Extracted records:
● ● ● ● ● ● ●
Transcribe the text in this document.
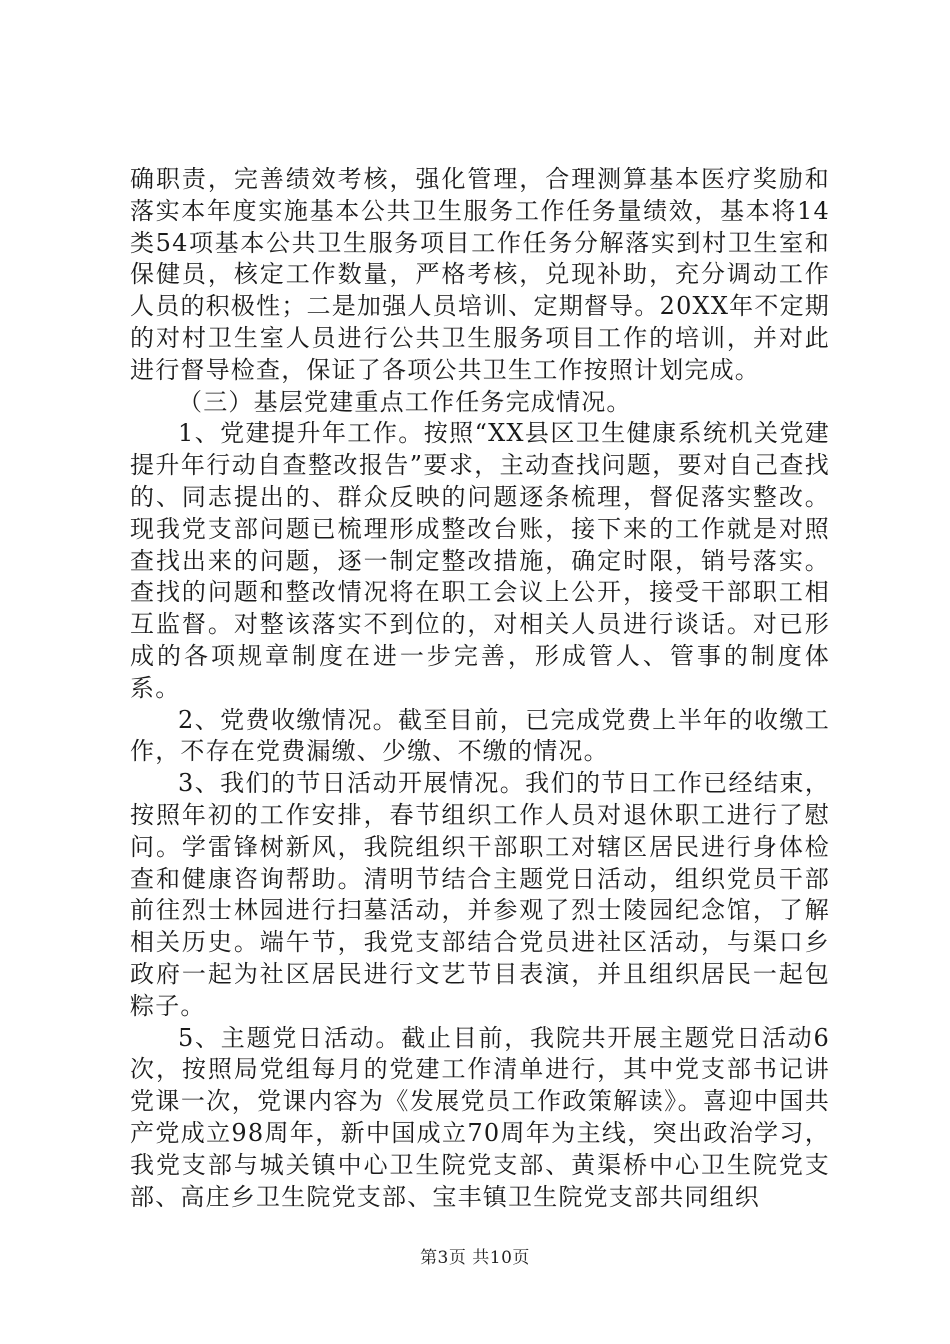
确职责，完善绩效考核，强化管理，合理测算基本医疗奖励和落实本年度实施基本公共卫生服务工作任务量绩效，基本将14类54项基本公共卫生服务项目工作任务分解落实到村卫生室和保健员，核定工作数量，严格考核，兑现补助，充分调动工作人员的积极性；二是加强人员培训、定期督导。20XX年不定期的对村卫生室人员进行公共卫生服务项目工作的培训，并对此进行督导检查，保证了各项公共卫生工作按照计划完成。

（三）基层党建重点工作任务完成情况。

1、党建提升年工作。按照“XX县区卫生健康系统机关党建提升年行动自查整改报告”要求，主动查找问题，要对自己查找的、同志提出的、群众反映的问题逐条梳理，督促落实整改。现我党支部问题已梳理形成整改台账，接下来的工作就是对照查找出来的问题，逐一制定整改措施，确定时限，销号落实。查找的问题和整改情况将在职工会议上公开，接受干部职工相互监督。对整该落实不到位的，对相关人员进行谈话。对已形成的各项规章制度在进一步完善，形成管人、管事的制度体系。

2、党费收缴情况。截至目前，已完成党费上半年的收缴工作，不存在党费漏缴、少缴、不缴的情况。

3、我们的节日活动开展情况。我们的节日工作已经结束，按照年初的工作安排，春节组织工作人员对退休职工进行了慰问。学雷锋树新风，我院组织干部职工对辖区居民进行身体检查和健康咨询帮助。清明节结合主题党日活动，组织党员干部前往烈士林园进行扫墓活动，并参观了烈士陵园纪念馆，了解相关历史。端午节，我党支部结合党员进社区活动，与渠口乡政府一起为社区居民进行文艺节目表演，并且组织居民一起包粽子。

5、主题党日活动。截止目前，我院共开展主题党日活动6次，按照局党组每月的党建工作清单进行，其中党支部书记讲党课一次，党课内容为《发展党员工作政策解读》。喜迎中国共产党成立98周年，新中国成立70周年为主线，突出政治学习，我党支部与城关镇中心卫生院党支部、黄渠桥中心卫生院党支部、高庄乡卫生院党支部、宝丰镇卫生院党支部共同组织

第3页 共10页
● ● ● ● ● ● ●
Written exercise: Repeat the records word for word. Any picture in them should be left out.

Answer to this exercise:
Transcribe the text in this document.
确职责，完善绩效考核，强化管理，合理测算基本医疗奖励和落实本年度实施基本公共卫生服务工作任务量绩效，基本将14类54项基本公共卫生服务项目工作任务分解落实到村卫生室和保健员，核定工作数量，严格考核，兑现补助，充分调动工作人员的积极性；二是加强人员培训、定期督导。20XX年不定期的对村卫生室人员进行公共卫生服务项目工作的培训，并对此进行督导检查，保证了各项公共卫生工作按照计划完成。

（三）基层党建重点工作任务完成情况。

1、党建提升年工作。按照“XX县区卫生健康系统机关党建提升年行动自查整改报告”要求，主动查找问题，要对自己查找的、同志提出的、群众反映的问题逐条梳理，督促落实整改。现我党支部问题已梳理形成整改台账，接下来的工作就是对照查找出来的问题，逐一制定整改措施，确定时限，销号落实。查找的问题和整改情况将在职工会议上公开，接受干部职工相互监督。对整该落实不到位的，对相关人员进行谈话。对已形成的各项规章制度在进一步完善，形成管人、管事的制度体系。

2、党费收缴情况。截至目前，已完成党费上半年的收缴工作，不存在党费漏缴、少缴、不缴的情况。

3、我们的节日活动开展情况。我们的节日工作已经结束，按照年初的工作安排，春节组织工作人员对退休职工进行了慰问。学雷锋树新风，我院组织干部职工对辖区居民进行身体检查和健康咨询帮助。清明节结合主题党日活动，组织党员干部前往烈士林园进行扫墓活动，并参观了烈士陵园纪念馆，了解相关历史。端午节，我党支部结合党员进社区活动，与渠口乡政府一起为社区居民进行文艺节目表演，并且组织居民一起包粽子。

5、主题党日活动。截止目前，我院共开展主题党日活动6次，按照局党组每月的党建工作清单进行，其中党支部书记讲党课一次，党课内容为《发展党员工作政策解读》。喜迎中国共产党成立98周年，新中国成立70周年为主线，突出政治学习，我党支部与城关镇中心卫生院党支部、黄渠桥中心卫生院党支部、高庄乡卫生院党支部、宝丰镇卫生院党支部共同组织

第3页 共10页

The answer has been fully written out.